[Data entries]
--- BEGIN ---
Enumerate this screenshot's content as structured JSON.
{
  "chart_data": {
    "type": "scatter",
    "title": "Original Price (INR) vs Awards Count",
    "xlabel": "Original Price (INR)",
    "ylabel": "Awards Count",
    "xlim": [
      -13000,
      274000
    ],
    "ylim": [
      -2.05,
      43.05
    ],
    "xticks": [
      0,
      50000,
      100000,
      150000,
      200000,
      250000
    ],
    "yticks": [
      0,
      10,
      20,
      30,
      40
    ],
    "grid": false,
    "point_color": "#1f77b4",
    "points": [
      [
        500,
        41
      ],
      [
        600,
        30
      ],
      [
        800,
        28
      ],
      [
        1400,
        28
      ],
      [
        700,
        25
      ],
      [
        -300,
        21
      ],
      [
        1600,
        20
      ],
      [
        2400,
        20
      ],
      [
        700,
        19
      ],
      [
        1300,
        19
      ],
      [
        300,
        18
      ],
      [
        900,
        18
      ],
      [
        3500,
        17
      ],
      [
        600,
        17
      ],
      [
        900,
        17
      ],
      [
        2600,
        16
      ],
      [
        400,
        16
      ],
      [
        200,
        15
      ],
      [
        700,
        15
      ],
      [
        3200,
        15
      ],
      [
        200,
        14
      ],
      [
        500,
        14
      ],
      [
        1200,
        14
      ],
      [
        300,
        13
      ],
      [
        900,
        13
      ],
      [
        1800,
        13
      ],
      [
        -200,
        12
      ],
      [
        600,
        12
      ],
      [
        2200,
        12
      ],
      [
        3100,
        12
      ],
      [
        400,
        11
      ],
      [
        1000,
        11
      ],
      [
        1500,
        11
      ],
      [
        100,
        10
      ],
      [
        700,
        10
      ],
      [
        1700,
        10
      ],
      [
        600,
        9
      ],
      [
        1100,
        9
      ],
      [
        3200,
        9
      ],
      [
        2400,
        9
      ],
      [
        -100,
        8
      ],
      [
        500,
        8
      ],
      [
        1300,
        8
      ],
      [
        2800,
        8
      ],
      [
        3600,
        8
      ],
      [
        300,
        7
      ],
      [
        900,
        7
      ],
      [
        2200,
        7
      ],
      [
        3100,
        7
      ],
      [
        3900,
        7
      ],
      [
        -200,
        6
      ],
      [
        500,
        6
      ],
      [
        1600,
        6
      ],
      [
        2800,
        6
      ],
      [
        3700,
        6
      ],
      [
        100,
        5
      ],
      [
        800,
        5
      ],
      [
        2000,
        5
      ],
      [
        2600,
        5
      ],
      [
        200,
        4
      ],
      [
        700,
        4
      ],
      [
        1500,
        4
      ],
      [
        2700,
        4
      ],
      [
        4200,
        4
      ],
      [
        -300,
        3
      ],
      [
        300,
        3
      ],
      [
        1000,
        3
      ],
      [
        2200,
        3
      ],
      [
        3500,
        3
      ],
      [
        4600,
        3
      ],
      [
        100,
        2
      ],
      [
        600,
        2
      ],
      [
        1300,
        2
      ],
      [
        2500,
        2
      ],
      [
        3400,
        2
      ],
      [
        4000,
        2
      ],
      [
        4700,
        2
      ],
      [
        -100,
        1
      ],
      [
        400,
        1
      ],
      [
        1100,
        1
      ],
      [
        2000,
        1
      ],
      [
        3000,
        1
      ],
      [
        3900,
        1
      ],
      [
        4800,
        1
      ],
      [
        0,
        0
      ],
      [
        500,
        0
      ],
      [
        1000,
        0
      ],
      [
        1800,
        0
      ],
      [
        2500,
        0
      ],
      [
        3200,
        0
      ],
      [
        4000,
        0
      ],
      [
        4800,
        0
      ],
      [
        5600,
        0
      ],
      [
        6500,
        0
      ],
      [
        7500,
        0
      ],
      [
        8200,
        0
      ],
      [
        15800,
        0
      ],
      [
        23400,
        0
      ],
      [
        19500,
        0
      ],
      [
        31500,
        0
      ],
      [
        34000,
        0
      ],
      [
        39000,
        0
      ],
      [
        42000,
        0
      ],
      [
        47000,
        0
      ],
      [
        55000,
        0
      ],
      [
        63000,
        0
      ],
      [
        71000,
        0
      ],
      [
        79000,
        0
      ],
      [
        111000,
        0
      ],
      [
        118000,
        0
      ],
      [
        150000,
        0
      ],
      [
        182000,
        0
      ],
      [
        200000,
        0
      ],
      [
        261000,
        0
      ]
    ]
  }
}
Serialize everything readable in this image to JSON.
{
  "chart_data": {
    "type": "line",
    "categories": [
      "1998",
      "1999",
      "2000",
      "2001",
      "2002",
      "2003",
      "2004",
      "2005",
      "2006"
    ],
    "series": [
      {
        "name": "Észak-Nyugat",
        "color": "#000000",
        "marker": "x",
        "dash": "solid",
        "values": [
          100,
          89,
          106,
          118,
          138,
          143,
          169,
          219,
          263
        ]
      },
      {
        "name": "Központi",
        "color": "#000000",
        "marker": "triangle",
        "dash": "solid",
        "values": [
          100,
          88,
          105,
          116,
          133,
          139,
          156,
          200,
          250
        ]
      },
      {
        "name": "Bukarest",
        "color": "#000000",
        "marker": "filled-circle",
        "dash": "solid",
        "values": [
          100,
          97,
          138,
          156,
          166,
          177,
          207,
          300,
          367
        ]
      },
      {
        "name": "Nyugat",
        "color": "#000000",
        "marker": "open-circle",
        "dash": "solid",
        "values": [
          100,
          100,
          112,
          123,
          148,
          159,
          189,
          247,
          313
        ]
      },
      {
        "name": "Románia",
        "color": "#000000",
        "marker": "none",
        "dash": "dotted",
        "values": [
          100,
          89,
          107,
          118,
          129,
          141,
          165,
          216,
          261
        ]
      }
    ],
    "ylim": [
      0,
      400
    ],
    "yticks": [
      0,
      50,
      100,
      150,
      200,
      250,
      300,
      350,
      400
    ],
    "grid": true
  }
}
--- END ---
**Aim**
Scan the records above for the string "circle", then report every line that contains it.

**Response to the exercise**
        "marker": "filled-circle",
        "marker": "open-circle",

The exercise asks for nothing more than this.